(EXERCISE DETAILS) Look through the records below, and copy out every line that holds the string "title".

##########

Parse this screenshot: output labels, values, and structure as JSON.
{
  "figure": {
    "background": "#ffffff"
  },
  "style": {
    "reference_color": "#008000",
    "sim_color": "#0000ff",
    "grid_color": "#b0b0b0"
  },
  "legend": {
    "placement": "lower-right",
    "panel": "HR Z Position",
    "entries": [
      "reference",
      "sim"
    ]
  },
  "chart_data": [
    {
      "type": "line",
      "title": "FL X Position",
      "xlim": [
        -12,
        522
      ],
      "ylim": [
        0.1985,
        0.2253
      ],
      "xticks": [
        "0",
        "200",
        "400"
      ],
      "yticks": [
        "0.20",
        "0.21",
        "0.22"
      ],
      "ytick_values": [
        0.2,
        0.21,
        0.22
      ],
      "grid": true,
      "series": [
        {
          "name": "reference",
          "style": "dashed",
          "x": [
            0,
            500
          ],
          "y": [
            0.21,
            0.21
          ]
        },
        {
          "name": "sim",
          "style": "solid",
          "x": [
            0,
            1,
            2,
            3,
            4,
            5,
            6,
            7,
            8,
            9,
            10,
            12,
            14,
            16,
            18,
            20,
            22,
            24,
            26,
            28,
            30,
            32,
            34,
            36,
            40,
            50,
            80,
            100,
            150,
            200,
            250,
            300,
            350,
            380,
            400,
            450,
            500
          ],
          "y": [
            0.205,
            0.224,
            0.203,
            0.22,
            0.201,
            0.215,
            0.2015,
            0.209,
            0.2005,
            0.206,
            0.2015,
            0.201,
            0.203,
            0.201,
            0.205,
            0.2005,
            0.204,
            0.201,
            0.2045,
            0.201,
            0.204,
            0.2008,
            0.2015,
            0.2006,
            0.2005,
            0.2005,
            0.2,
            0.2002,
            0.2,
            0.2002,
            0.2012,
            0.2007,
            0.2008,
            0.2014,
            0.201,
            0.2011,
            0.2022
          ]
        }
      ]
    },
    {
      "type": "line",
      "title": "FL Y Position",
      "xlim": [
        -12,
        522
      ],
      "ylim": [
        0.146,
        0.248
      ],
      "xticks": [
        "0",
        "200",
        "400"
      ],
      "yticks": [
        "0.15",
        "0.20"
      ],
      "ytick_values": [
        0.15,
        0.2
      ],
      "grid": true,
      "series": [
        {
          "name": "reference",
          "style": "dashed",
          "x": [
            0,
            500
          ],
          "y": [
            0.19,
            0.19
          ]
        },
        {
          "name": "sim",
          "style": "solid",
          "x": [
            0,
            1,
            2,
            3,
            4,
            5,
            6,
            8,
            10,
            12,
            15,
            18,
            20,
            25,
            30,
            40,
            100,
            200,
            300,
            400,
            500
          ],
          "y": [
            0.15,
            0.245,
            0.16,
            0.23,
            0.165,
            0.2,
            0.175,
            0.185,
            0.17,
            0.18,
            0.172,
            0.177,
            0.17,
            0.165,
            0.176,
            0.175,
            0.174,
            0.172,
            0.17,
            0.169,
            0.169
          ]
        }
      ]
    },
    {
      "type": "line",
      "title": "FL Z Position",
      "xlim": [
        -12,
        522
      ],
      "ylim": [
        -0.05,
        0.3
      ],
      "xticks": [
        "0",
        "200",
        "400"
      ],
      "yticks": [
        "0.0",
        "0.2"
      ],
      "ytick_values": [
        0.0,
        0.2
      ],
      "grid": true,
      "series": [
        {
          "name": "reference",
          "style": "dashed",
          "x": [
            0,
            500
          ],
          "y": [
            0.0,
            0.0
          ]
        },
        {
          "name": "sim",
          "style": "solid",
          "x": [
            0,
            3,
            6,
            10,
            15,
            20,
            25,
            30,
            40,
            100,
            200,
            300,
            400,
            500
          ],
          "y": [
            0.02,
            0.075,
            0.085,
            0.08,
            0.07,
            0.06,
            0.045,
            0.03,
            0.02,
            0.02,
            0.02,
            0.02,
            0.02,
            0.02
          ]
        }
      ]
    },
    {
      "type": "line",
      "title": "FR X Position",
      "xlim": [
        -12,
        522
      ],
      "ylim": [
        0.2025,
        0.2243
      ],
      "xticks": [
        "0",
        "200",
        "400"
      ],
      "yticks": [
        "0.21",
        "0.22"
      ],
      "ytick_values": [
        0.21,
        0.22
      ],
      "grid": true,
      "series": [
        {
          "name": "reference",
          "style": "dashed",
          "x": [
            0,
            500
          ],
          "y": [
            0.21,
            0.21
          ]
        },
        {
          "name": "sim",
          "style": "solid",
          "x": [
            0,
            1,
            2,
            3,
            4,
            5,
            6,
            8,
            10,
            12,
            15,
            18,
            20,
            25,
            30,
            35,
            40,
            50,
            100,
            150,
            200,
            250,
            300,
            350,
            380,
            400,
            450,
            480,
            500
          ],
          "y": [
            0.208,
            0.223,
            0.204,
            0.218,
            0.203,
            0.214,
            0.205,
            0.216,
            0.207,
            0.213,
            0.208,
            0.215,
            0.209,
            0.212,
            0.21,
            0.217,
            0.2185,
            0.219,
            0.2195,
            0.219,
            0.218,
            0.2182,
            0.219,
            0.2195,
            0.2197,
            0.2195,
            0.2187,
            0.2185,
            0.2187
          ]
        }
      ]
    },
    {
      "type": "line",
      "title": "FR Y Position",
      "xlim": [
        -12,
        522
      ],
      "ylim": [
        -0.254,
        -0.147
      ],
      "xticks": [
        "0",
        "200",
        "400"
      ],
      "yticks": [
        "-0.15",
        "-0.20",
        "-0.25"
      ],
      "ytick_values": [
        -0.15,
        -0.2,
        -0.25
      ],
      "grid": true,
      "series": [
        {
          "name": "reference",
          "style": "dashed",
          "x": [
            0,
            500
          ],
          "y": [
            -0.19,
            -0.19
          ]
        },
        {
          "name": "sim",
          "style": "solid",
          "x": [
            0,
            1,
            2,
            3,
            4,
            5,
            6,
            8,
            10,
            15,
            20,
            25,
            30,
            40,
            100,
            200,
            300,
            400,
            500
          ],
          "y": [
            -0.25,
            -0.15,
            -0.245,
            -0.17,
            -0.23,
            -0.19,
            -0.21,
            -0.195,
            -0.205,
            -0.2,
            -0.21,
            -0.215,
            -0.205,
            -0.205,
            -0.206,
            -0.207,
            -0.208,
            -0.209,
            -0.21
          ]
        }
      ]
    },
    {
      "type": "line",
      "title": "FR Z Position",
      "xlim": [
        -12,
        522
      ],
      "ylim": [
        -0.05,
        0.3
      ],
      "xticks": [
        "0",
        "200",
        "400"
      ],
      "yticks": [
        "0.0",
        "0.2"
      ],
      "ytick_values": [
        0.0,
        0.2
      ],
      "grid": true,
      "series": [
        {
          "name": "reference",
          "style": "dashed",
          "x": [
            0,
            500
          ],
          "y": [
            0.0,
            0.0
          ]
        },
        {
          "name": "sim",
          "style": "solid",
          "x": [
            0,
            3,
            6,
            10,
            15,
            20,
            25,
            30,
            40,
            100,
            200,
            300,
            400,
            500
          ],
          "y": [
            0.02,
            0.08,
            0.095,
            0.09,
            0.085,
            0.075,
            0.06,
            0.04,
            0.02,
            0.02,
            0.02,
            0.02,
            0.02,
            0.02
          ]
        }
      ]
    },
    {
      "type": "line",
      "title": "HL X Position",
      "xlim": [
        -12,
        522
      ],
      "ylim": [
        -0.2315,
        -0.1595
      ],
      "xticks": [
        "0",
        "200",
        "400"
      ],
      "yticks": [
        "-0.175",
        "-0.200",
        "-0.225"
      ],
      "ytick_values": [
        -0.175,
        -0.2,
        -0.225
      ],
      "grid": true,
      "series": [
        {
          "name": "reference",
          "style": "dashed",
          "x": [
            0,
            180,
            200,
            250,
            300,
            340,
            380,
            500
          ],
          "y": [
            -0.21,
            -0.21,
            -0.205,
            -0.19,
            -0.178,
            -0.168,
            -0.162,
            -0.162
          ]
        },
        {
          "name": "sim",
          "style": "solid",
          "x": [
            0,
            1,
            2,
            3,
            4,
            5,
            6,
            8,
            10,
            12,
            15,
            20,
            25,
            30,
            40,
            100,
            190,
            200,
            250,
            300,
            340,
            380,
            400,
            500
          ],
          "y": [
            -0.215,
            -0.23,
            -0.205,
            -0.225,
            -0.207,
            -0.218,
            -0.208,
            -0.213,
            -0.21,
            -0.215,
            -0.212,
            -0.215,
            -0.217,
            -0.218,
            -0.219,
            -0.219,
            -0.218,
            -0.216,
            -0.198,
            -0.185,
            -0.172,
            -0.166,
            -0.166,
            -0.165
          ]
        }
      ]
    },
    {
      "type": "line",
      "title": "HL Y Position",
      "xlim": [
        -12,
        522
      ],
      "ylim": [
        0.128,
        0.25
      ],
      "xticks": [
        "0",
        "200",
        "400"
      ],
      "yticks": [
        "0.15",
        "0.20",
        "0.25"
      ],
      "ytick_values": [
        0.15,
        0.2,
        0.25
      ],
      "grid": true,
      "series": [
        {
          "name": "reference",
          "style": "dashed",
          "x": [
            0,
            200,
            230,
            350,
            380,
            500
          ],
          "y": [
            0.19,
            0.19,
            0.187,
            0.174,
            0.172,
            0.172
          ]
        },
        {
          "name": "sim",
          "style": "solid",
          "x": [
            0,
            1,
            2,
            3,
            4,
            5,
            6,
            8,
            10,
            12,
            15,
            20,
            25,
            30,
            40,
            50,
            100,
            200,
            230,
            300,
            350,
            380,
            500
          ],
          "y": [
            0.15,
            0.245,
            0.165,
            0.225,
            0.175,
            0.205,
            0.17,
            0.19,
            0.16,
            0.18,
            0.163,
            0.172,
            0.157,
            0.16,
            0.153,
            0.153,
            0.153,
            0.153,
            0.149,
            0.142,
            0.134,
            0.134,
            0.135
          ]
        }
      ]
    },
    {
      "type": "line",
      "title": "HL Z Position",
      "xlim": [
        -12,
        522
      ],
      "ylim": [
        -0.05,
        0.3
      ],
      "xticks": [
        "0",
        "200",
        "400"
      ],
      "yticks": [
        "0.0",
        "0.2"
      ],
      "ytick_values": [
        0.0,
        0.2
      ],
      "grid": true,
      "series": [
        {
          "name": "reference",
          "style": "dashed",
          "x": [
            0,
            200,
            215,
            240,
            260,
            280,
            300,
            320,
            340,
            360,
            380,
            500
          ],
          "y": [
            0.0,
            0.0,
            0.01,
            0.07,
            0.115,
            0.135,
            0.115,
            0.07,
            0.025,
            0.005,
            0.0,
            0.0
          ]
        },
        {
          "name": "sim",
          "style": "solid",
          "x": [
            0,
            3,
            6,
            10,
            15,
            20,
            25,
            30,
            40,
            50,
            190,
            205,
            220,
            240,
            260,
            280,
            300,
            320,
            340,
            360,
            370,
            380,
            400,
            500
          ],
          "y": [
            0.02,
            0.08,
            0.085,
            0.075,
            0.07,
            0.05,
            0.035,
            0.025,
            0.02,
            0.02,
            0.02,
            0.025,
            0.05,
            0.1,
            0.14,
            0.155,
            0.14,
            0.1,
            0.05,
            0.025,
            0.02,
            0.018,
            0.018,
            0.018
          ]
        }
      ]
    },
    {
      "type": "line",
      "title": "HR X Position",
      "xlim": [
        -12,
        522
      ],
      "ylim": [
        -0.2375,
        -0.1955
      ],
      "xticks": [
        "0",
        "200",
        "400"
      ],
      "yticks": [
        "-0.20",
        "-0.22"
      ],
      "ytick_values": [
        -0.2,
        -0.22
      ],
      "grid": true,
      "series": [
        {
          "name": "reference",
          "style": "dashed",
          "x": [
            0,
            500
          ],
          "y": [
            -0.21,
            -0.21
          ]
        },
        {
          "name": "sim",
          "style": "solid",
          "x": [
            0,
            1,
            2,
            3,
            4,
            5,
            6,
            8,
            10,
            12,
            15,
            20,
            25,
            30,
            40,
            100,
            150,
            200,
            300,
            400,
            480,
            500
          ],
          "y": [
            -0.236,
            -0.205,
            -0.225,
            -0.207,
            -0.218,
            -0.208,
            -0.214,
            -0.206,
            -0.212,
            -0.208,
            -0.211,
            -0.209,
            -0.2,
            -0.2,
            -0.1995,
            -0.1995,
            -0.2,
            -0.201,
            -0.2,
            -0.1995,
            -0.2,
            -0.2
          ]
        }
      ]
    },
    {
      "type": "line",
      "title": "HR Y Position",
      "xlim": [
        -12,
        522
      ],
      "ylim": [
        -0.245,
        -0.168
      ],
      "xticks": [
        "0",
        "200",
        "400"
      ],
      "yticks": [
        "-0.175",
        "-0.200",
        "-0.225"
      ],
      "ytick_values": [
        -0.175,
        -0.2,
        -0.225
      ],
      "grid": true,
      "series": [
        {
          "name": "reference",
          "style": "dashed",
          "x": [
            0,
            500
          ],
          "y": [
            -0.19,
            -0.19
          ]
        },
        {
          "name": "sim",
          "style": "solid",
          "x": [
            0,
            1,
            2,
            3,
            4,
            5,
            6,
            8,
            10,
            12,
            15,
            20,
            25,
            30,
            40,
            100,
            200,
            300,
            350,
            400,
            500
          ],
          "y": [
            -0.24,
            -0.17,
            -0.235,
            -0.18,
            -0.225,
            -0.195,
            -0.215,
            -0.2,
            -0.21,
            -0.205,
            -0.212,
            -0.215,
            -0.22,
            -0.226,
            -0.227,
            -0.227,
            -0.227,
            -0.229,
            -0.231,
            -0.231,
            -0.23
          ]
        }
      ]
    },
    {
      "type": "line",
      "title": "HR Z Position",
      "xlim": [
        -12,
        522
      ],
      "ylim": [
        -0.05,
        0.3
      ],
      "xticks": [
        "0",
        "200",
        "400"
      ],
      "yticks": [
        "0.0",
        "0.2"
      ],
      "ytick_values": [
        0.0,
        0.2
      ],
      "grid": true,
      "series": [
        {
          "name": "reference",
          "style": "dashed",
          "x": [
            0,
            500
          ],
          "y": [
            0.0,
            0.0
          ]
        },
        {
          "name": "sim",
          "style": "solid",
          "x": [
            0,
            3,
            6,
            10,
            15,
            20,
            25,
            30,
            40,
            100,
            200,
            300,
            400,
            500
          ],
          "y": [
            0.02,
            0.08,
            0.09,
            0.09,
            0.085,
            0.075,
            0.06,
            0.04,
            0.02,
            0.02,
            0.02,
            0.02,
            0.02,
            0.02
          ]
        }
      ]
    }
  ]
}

##########

(SOLVED PROBLEM)
      "title": "FL X Position",
      "title": "FL Y Position",
      "title": "FL Z Position",
      "title": "FR X Position",
      "title": "FR Y Position",
      "title": "FR Z Position",
      "title": "HL X Position",
      "title": "HL Y Position",
      "title": "HL Z Position",
      "title": "HR X Position",
      "title": "HR Y Position",
      "title": "HR Z Position",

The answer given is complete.